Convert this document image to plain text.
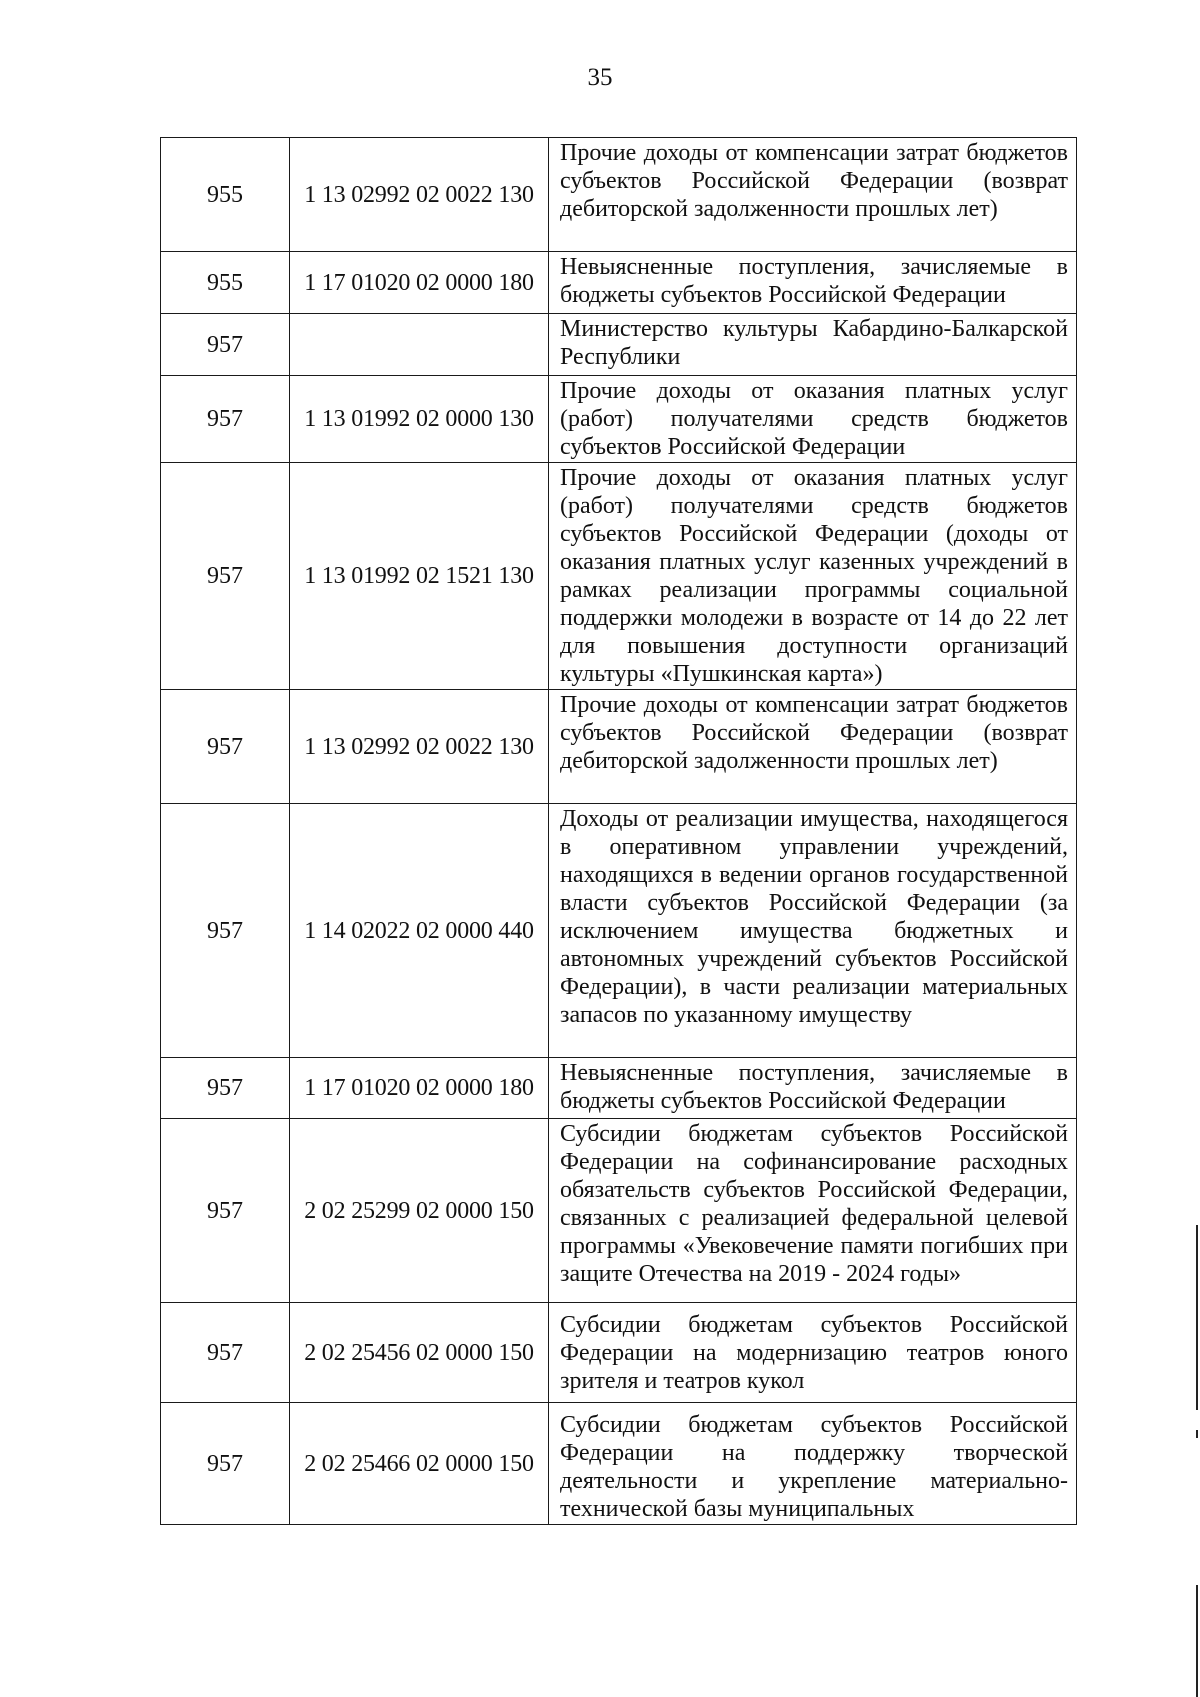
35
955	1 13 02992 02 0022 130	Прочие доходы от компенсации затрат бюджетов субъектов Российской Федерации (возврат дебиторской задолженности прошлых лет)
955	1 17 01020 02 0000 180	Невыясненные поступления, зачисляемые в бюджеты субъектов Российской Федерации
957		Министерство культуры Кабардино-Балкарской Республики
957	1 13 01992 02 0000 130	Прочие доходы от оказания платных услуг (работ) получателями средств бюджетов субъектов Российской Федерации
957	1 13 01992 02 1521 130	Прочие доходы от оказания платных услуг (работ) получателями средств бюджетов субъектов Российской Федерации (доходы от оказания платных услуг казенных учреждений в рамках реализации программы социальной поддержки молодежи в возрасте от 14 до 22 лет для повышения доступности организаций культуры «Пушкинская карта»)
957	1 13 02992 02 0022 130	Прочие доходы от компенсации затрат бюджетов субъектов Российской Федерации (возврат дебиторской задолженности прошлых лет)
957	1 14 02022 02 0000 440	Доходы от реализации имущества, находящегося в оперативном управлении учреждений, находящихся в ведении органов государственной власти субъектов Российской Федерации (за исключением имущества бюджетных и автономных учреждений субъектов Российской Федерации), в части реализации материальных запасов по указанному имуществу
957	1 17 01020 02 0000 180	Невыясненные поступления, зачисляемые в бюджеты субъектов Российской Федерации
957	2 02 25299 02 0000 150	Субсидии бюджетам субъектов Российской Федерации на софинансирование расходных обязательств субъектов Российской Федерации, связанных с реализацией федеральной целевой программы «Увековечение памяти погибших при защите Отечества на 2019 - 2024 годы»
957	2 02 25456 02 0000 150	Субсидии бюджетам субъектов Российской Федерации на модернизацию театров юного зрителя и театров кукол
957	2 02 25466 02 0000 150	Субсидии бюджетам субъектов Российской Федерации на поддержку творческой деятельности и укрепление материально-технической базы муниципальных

---

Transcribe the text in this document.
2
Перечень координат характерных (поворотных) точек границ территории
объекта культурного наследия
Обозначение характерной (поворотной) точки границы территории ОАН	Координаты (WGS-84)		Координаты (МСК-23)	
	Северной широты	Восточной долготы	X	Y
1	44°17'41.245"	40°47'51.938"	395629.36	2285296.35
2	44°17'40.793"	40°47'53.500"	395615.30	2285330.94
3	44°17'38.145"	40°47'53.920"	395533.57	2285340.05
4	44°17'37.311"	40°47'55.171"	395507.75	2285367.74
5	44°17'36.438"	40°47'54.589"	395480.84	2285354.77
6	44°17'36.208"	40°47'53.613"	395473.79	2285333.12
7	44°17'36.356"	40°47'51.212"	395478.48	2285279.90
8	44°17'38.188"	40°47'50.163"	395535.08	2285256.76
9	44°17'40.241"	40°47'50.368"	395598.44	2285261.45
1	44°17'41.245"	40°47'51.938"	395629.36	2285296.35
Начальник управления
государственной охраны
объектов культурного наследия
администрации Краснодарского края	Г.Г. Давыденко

...

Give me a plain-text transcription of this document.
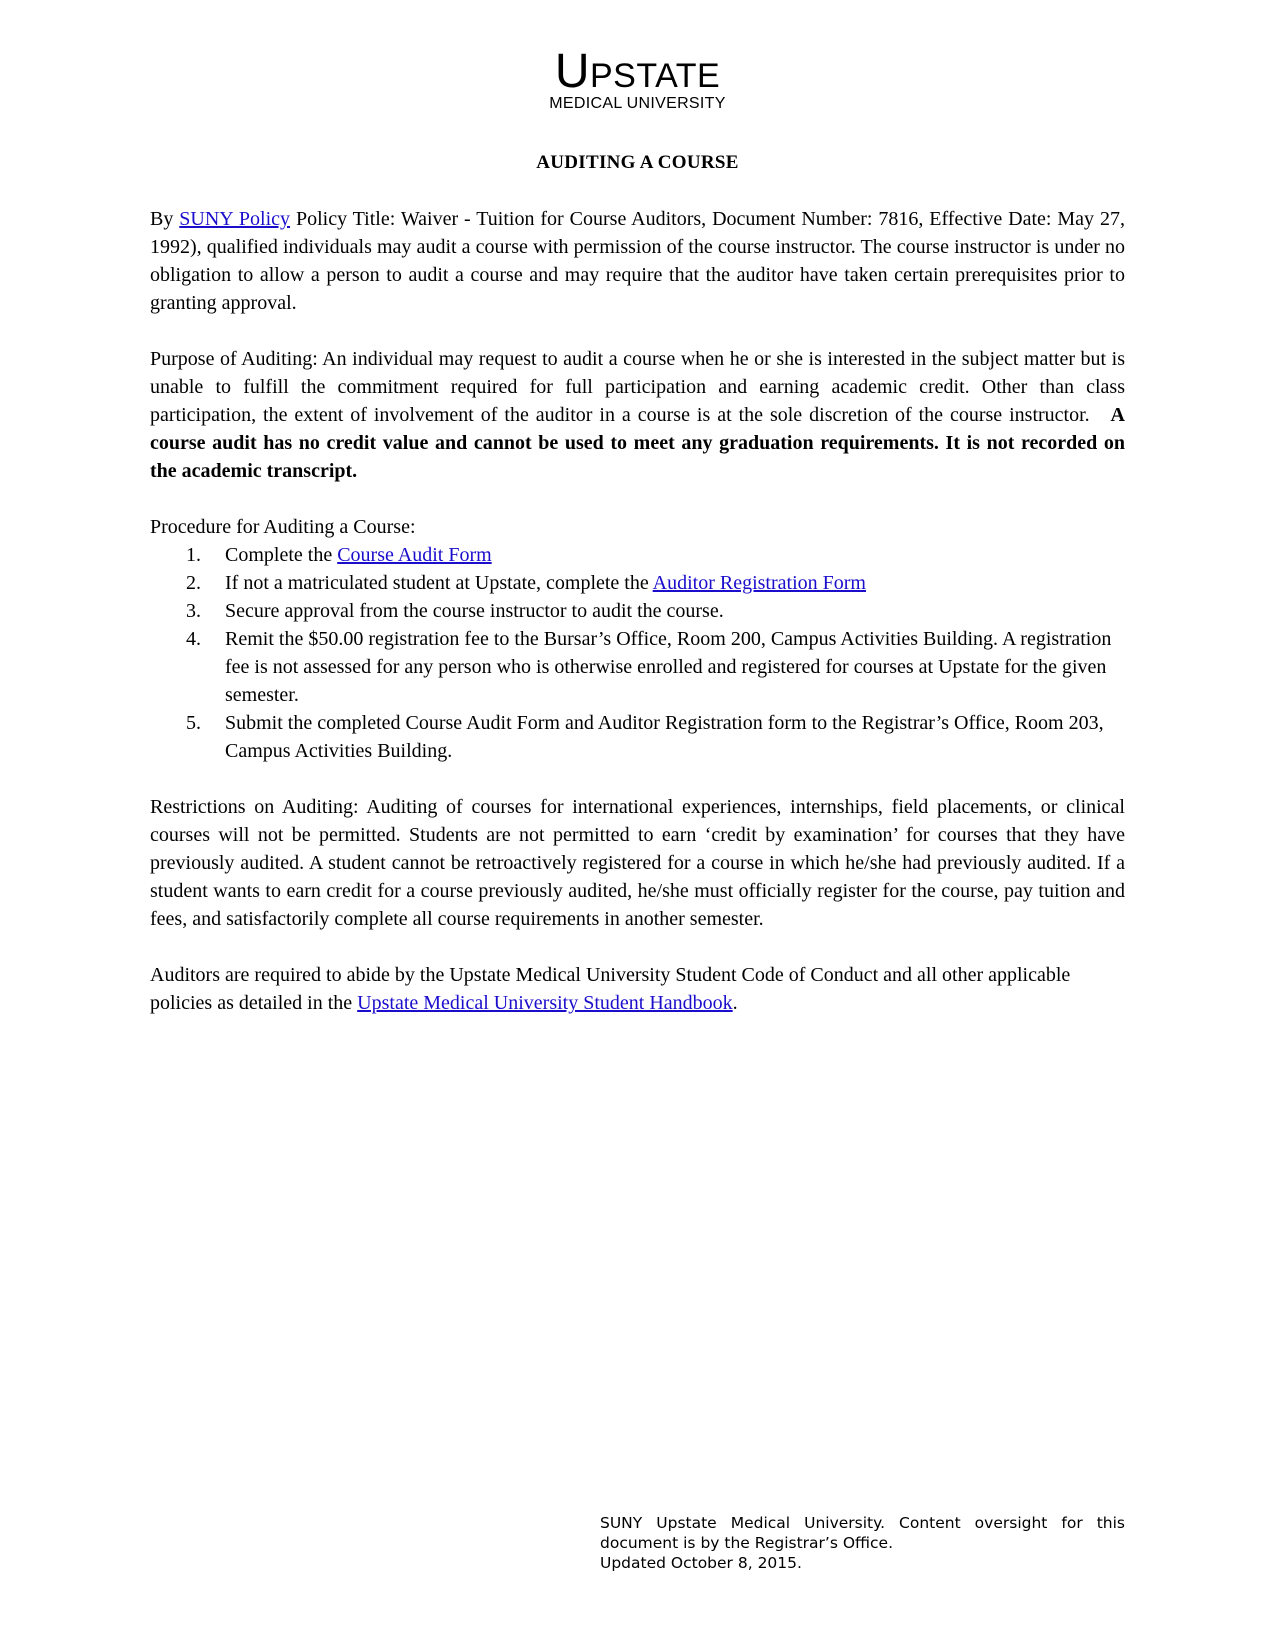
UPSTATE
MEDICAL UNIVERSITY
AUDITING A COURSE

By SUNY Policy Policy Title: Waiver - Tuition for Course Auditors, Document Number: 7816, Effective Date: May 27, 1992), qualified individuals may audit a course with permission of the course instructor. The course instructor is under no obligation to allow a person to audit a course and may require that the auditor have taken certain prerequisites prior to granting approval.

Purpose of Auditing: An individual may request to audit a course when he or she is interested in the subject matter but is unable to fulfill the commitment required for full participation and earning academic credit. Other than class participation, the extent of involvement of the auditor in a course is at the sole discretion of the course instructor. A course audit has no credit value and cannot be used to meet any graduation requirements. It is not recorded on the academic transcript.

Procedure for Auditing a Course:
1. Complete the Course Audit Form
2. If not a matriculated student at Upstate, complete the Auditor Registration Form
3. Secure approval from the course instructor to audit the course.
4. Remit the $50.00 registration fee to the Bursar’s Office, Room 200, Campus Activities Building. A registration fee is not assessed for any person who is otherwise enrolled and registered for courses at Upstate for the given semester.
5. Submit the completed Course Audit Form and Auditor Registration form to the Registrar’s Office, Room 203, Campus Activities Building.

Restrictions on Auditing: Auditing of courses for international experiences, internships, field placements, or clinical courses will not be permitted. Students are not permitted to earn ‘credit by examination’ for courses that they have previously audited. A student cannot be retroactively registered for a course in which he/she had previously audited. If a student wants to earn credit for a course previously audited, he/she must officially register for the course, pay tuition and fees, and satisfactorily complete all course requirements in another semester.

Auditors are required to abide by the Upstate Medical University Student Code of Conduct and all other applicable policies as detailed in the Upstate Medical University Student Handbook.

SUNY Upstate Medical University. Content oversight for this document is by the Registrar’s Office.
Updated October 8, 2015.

◆ Work to be completed: Copy out all lines above that include the string "Form".

◆ Completed exercise:
1. Complete the Course Audit Form
2. If not a matriculated student at Upstate, complete the Auditor Registration Form
5. Submit the completed Course Audit Form and Auditor Registration form to the Registrar’s Office, Room 203, Campus Activities Building.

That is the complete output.